__TASK BRIEF__: Rewrite the listing below with every "data-point" changed to "plot-point" and everything else left as it is. Leave the pictures out of your answer.

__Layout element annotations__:
*****
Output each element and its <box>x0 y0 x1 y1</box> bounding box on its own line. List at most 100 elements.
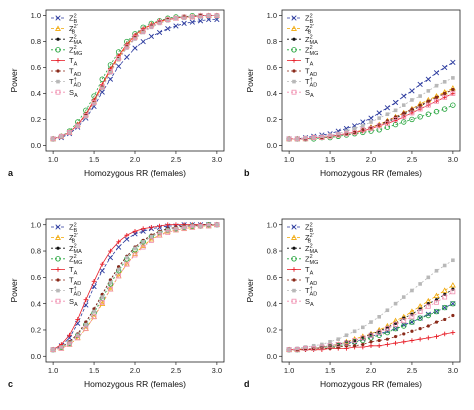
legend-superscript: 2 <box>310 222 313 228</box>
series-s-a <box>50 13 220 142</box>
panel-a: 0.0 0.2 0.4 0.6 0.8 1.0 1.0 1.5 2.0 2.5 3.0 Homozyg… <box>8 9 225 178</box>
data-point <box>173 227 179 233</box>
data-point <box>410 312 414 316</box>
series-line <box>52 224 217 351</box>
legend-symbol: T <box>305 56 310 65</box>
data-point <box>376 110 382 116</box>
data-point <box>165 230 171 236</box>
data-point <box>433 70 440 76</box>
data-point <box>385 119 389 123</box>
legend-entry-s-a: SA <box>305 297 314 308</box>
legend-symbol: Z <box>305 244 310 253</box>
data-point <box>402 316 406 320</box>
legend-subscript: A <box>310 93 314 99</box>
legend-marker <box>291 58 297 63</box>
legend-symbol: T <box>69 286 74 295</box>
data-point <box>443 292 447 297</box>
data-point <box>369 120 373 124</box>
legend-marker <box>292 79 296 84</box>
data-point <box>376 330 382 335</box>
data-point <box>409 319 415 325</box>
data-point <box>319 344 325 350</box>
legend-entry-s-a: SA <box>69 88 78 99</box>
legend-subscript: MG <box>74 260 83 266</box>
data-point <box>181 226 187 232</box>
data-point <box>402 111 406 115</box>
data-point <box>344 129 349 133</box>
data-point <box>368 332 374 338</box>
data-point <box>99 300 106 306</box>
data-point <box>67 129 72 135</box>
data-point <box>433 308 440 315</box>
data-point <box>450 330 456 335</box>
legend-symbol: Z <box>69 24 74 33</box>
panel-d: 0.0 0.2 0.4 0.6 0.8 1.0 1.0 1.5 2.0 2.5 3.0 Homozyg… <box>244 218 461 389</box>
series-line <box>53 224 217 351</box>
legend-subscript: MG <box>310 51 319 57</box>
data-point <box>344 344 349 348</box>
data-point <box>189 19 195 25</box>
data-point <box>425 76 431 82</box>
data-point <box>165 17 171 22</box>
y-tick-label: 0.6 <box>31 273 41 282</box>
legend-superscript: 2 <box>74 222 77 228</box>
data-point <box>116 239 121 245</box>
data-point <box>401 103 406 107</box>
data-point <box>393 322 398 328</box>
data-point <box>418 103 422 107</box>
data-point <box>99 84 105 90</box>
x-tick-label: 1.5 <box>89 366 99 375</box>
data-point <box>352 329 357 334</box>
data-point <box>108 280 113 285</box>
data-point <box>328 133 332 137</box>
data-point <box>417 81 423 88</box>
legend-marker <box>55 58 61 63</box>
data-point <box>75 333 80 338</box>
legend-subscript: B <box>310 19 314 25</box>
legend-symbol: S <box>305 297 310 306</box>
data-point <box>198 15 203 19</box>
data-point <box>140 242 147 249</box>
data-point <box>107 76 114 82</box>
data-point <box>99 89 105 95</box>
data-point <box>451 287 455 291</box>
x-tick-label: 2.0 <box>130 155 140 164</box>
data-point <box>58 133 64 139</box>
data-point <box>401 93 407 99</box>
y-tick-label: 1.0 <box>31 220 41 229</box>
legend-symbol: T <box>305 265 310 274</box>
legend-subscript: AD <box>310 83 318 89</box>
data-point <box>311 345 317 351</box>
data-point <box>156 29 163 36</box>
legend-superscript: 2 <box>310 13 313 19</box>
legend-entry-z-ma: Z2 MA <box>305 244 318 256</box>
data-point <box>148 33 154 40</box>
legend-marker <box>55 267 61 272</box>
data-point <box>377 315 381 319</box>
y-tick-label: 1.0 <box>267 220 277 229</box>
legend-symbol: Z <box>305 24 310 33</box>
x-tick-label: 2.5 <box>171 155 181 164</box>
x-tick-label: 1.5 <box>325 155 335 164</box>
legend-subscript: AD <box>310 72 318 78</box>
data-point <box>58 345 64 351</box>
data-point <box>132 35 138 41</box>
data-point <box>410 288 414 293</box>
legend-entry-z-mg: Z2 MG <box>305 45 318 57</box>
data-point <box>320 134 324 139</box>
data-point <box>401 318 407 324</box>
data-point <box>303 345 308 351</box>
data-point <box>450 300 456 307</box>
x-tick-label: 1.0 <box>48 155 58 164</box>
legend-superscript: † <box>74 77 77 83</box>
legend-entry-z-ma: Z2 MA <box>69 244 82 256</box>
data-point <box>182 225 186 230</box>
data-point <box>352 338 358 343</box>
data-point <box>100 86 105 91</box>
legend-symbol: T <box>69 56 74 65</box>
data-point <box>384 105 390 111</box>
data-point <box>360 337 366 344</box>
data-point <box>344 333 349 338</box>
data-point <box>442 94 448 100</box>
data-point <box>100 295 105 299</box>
*****
__TASK SOLUTION__:
Output each element and its <box>x0 y0 x1 y1</box> bounding box on its own line. List at most 100 elements.
legend-superscript: 2 <box>310 222 313 228</box>
series-s-a <box>50 13 220 142</box>
panel-a: 0.0 0.2 0.4 0.6 0.8 1.0 1.0 1.5 2.0 2.5 3.0 Homozyg… <box>8 9 225 178</box>
plot-point <box>173 227 179 233</box>
plot-point <box>410 312 414 316</box>
series-line <box>52 224 217 351</box>
legend-symbol: T <box>305 56 310 65</box>
plot-point <box>376 110 382 116</box>
plot-point <box>165 230 171 236</box>
plot-point <box>433 70 440 76</box>
plot-point <box>385 119 389 123</box>
legend-entry-s-a: SA <box>305 297 314 308</box>
legend-symbol: Z <box>305 244 310 253</box>
plot-point <box>402 316 406 320</box>
legend-subscript: A <box>310 93 314 99</box>
legend-marker <box>291 58 297 63</box>
legend-symbol: T <box>69 286 74 295</box>
plot-point <box>443 292 447 297</box>
plot-point <box>369 120 373 124</box>
legend-marker <box>292 79 296 84</box>
plot-point <box>376 330 382 335</box>
plot-point <box>409 319 415 325</box>
plot-point <box>319 344 325 350</box>
legend-entry-s-a: SA <box>69 88 78 99</box>
legend-subscript: MG <box>74 260 83 266</box>
plot-point <box>181 226 187 232</box>
plot-point <box>402 111 406 115</box>
plot-point <box>344 129 349 133</box>
plot-point <box>368 332 374 338</box>
plot-point <box>99 300 106 306</box>
plot-point <box>67 129 72 135</box>
plot-point <box>433 308 440 315</box>
plot-point <box>450 330 456 335</box>
legend-symbol: Z <box>69 24 74 33</box>
panel-d: 0.0 0.2 0.4 0.6 0.8 1.0 1.0 1.5 2.0 2.5 3.0 Homozyg… <box>244 218 461 389</box>
series-line <box>53 224 217 351</box>
legend-subscript: MG <box>310 51 319 57</box>
plot-point <box>344 344 349 348</box>
plot-point <box>189 19 195 25</box>
plot-point <box>425 76 431 82</box>
plot-point <box>165 17 171 22</box>
y-tick-label: 0.6 <box>31 273 41 282</box>
legend-superscript: 2 <box>74 222 77 228</box>
plot-point <box>116 239 121 245</box>
plot-point <box>401 103 406 107</box>
plot-point <box>393 322 398 328</box>
plot-point <box>418 103 422 107</box>
plot-point <box>99 84 105 90</box>
x-tick-label: 1.5 <box>89 366 99 375</box>
plot-point <box>352 329 357 334</box>
plot-point <box>108 280 113 285</box>
plot-point <box>328 133 332 137</box>
plot-point <box>417 81 423 88</box>
legend-marker <box>55 58 61 63</box>
plot-point <box>75 333 80 338</box>
legend-subscript: B <box>310 19 314 25</box>
legend-symbol: S <box>305 297 310 306</box>
plot-point <box>198 15 203 19</box>
plot-point <box>140 242 147 249</box>
plot-point <box>107 76 114 82</box>
plot-point <box>99 89 105 95</box>
plot-point <box>451 287 455 291</box>
x-tick-label: 2.0 <box>130 155 140 164</box>
plot-point <box>58 133 64 139</box>
plot-point <box>401 93 407 99</box>
y-tick-label: 1.0 <box>31 220 41 229</box>
legend-symbol: T <box>305 265 310 274</box>
legend-subscript: AD <box>310 83 318 89</box>
plot-point <box>311 345 317 351</box>
plot-point <box>156 29 163 36</box>
legend-superscript: 2 <box>310 13 313 19</box>
legend-entry-z-ma: Z2 MA <box>305 244 318 256</box>
plot-point <box>148 33 154 40</box>
legend-marker <box>55 267 61 272</box>
plot-point <box>377 315 381 319</box>
y-tick-label: 1.0 <box>267 220 277 229</box>
legend-symbol: Z <box>305 24 310 33</box>
x-tick-label: 2.5 <box>171 155 181 164</box>
x-tick-label: 1.5 <box>325 155 335 164</box>
legend-subscript: AD <box>310 72 318 78</box>
plot-point <box>58 345 64 351</box>
plot-point <box>132 35 138 41</box>
plot-point <box>410 288 414 293</box>
legend-entry-z-mg: Z2 MG <box>305 45 318 57</box>
plot-point <box>320 134 324 139</box>
plot-point <box>401 318 407 324</box>
plot-point <box>303 345 308 351</box>
plot-point <box>450 300 456 307</box>
x-tick-label: 1.0 <box>48 155 58 164</box>
legend-superscript: † <box>74 77 77 83</box>
legend-entry-z-ma: Z2 MA <box>69 244 82 256</box>
plot-point <box>182 225 186 230</box>
plot-point <box>352 338 358 343</box>
plot-point <box>100 86 105 91</box>
legend-symbol: T <box>69 56 74 65</box>
plot-point <box>384 105 390 111</box>
plot-point <box>360 337 366 344</box>
plot-point <box>344 333 349 338</box>
plot-point <box>442 94 448 100</box>
plot-point <box>100 295 105 299</box>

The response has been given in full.